## Exercise objective
Retype the data below line for line with no changes, but leave the pictures out of your copy.

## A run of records
===============
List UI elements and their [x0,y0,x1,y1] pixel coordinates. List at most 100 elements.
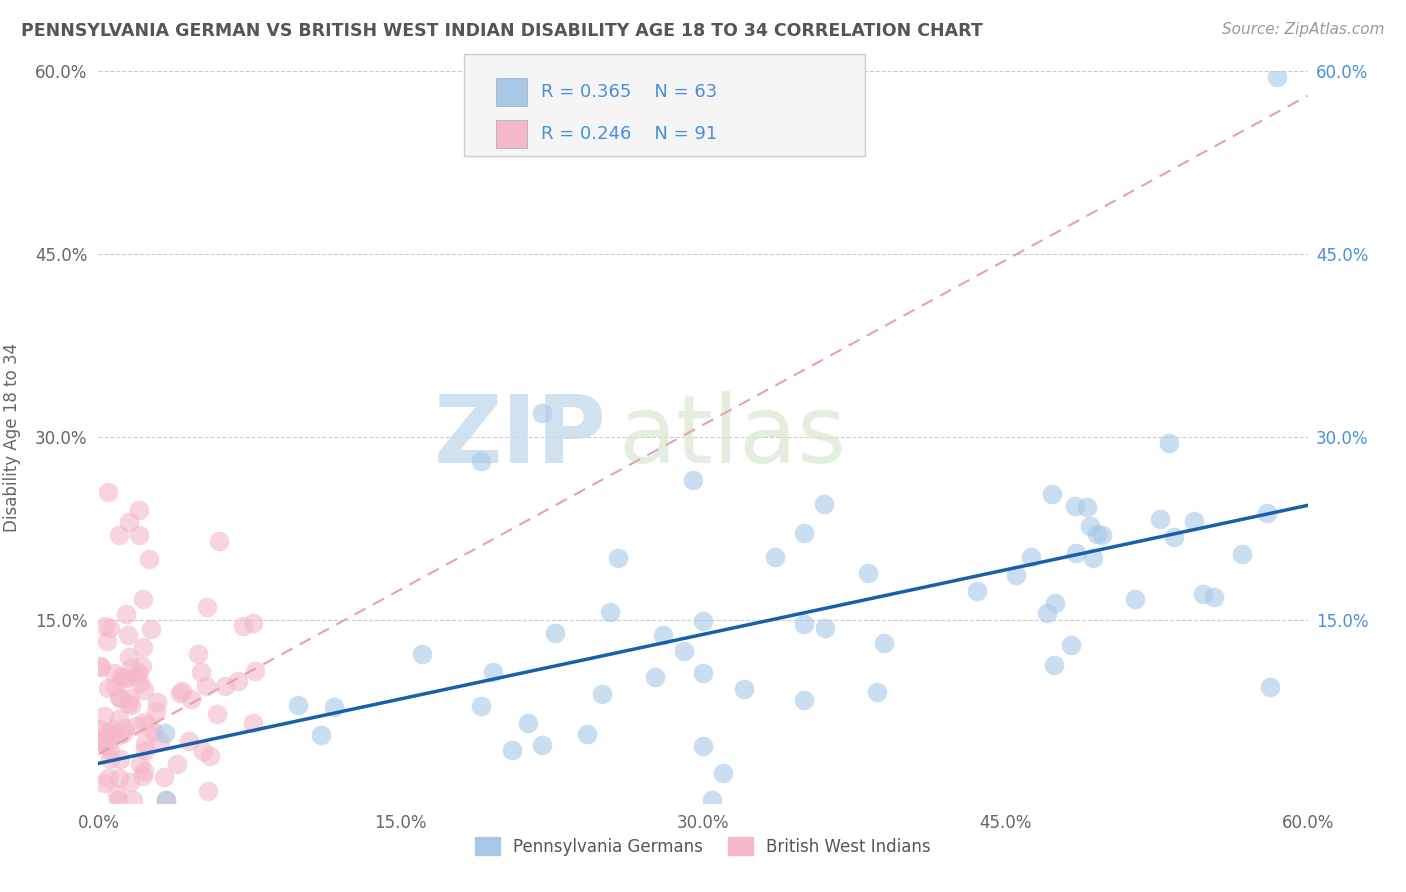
Point [108,712,131,726]
Point [132,768,155,782]
Point [117,698,139,712]
Point [97,772,120,786]
Point [323,699,346,714]
Point [692,739,714,753]
Point [793,616,815,631]
Point [591,687,613,701]
Point [1043,658,1066,673]
Point [112,726,135,740]
Point [1256,506,1278,520]
Point [1040,486,1063,500]
Point [97,485,120,500]
Point [108,771,131,785]
Point [110,670,132,684]
Point [125,668,148,682]
Point [149,734,172,748]
Point [104,680,127,694]
Point [702,793,724,807]
Point [692,614,714,628]
Point [1063,500,1085,514]
Point [1192,587,1215,601]
Point [118,690,141,705]
Point [544,626,567,640]
Point [97,681,120,695]
Point [692,665,714,680]
Point [132,764,155,778]
Point [100,621,122,635]
Text: ZIP: ZIP [433,391,606,483]
Point [242,615,264,630]
Point [132,683,155,698]
Point [793,693,815,707]
Point [132,640,155,655]
Point [1076,500,1098,514]
Point [214,679,236,693]
Point [155,793,177,807]
Point [91,734,114,748]
Point [733,682,755,697]
Point [120,661,142,675]
Point [96,726,118,740]
Point [287,698,309,712]
Point [197,599,219,614]
Point [128,675,150,690]
Point [131,659,153,673]
Point [128,503,150,517]
Legend: Pennsylvania Germans, British West Indians: Pennsylvania Germans, British West India… [467,830,939,864]
Point [107,527,129,541]
Point [180,692,202,706]
Text: R = 0.365    N = 63: R = 0.365 N = 63 [541,83,717,101]
Point [108,728,131,742]
Point [98,743,121,757]
Point [873,635,896,649]
Point [226,673,249,688]
Point [232,619,254,633]
Point [1078,518,1101,533]
Point [169,686,191,700]
Point [1081,551,1104,566]
Point [115,607,138,622]
Point [1060,638,1083,652]
Point [107,793,129,807]
Point [114,722,136,736]
Point [117,650,139,665]
Point [112,671,135,685]
Point [856,566,879,581]
Point [117,628,139,642]
Point [136,717,159,731]
Point [1184,514,1206,528]
Point [153,770,176,784]
Point [138,552,160,566]
Point [530,739,553,753]
Point [132,714,155,729]
Point [1085,527,1108,541]
Point [966,583,988,598]
Point [93,776,115,790]
Point [124,719,146,733]
Point [89,658,111,673]
Point [711,766,734,780]
Point [132,592,155,607]
Point [482,665,505,680]
Point [205,707,228,722]
Point [411,647,433,661]
Point [1163,530,1185,544]
Point [128,527,150,541]
Point [1204,590,1226,604]
Point [793,525,815,540]
Point [672,643,695,657]
Point [101,727,124,741]
Point [98,751,121,765]
Point [108,690,131,704]
Point [242,716,264,731]
Point [1149,512,1171,526]
Point [243,665,266,679]
Point [606,550,628,565]
Point [599,605,621,619]
Point [118,516,141,530]
Point [1043,596,1066,610]
Point [1258,681,1281,695]
Point [146,695,169,709]
Point [142,724,165,739]
Point [651,628,673,642]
===============
## Full answer
List UI elements and their [x0,y0,x1,y1] pixel coordinates. List at most 100 elements.
Point [108,712,131,726]
Point [132,768,155,782]
Point [117,698,139,712]
Point [97,772,120,786]
Point [323,699,346,714]
Point [692,739,714,753]
Point [793,616,815,631]
Point [591,687,613,701]
Point [1043,658,1066,673]
Point [112,726,135,740]
Point [1256,506,1278,520]
Point [1040,486,1063,500]
Point [97,485,120,500]
Point [108,771,131,785]
Point [110,670,132,684]
Point [125,668,148,682]
Point [149,734,172,748]
Point [104,680,127,694]
Point [702,793,724,807]
Point [692,614,714,628]
Point [1063,500,1085,514]
Point [1192,587,1215,601]
Point [118,690,141,705]
Point [544,626,567,640]
Point [97,681,120,695]
Point [692,665,714,680]
Point [132,764,155,778]
Point [100,621,122,635]
Text: ZIP: ZIP [433,391,606,483]
Point [242,615,264,630]
Point [132,683,155,698]
Point [793,693,815,707]
Point [132,640,155,655]
Point [1076,500,1098,514]
Point [214,679,236,693]
Point [155,793,177,807]
Point [91,734,114,748]
Point [733,682,755,697]
Point [120,661,142,675]
Point [96,726,118,740]
Point [287,698,309,712]
Point [197,599,219,614]
Point [128,675,150,690]
Point [131,659,153,673]
Point [128,503,150,517]
Legend: Pennsylvania Germans, British West Indians: Pennsylvania Germans, British West India… [467,830,939,864]
Point [107,527,129,541]
Point [180,692,202,706]
Text: R = 0.365    N = 63: R = 0.365 N = 63 [541,83,717,101]
Point [108,728,131,742]
Point [98,743,121,757]
Point [873,635,896,649]
Point [226,673,249,688]
Point [232,619,254,633]
Point [1078,518,1101,533]
Point [169,686,191,700]
Point [1081,551,1104,566]
Point [115,607,138,622]
Point [1060,638,1083,652]
Point [107,793,129,807]
Point [114,722,136,736]
Point [117,650,139,665]
Point [112,671,135,685]
Point [856,566,879,581]
Point [117,628,139,642]
Point [136,717,159,731]
Point [1184,514,1206,528]
Point [153,770,176,784]
Point [138,552,160,566]
Point [530,739,553,753]
Point [132,714,155,729]
Point [1085,527,1108,541]
Point [966,583,988,598]
Point [93,776,115,790]
Point [124,719,146,733]
Point [89,658,111,673]
Point [711,766,734,780]
Point [132,592,155,607]
Point [482,665,505,680]
Point [205,707,228,722]
Point [411,647,433,661]
Point [1163,530,1185,544]
Point [128,527,150,541]
Point [1204,590,1226,604]
Point [793,525,815,540]
Point [672,643,695,657]
Point [101,727,124,741]
Point [98,751,121,765]
Point [108,690,131,704]
Point [242,716,264,731]
Point [1149,512,1171,526]
Point [243,665,266,679]
Point [606,550,628,565]
Point [599,605,621,619]
Point [118,516,141,530]
Point [1043,596,1066,610]
Point [1258,681,1281,695]
Point [146,695,169,709]
Point [142,724,165,739]
Point [651,628,673,642]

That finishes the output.